[Dataset excerpts start]
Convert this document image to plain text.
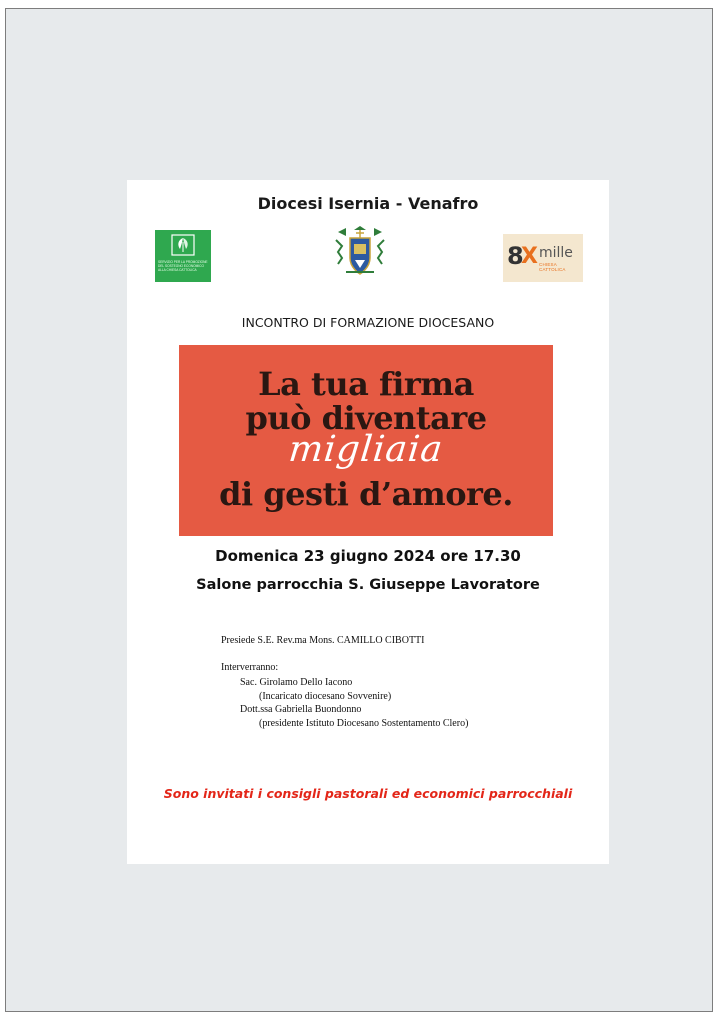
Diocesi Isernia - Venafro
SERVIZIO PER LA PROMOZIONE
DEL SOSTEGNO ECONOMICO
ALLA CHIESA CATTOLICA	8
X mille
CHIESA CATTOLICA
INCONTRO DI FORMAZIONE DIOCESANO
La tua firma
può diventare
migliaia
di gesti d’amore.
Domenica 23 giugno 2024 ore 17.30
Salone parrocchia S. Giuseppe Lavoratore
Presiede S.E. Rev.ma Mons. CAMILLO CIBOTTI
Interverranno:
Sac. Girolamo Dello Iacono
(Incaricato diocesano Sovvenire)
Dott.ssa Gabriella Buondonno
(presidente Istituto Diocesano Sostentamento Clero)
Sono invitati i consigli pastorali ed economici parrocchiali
[Dataset excerpts end]
#### [What needs to be done]
Without the pictures, restate each entry exactly.

#### [Exercise result]
Convert this document image to plain text.
Diocesi Isernia - Venafro
SERVIZIO PER LA PROMOZIONE
DEL SOSTEGNO ECONOMICO
ALLA CHIESA CATTOLICA	8
X mille
CHIESA CATTOLICA
INCONTRO DI FORMAZIONE DIOCESANO
La tua firma
può diventare
migliaia
di gesti d’amore.
Domenica 23 giugno 2024 ore 17.30
Salone parrocchia S. Giuseppe Lavoratore
Presiede S.E. Rev.ma Mons. CAMILLO CIBOTTI
Interverranno:
Sac. Girolamo Dello Iacono
(Incaricato diocesano Sovvenire)
Dott.ssa Gabriella Buondonno
(presidente Istituto Diocesano Sostentamento Clero)
Sono invitati i consigli pastorali ed economici parrocchiali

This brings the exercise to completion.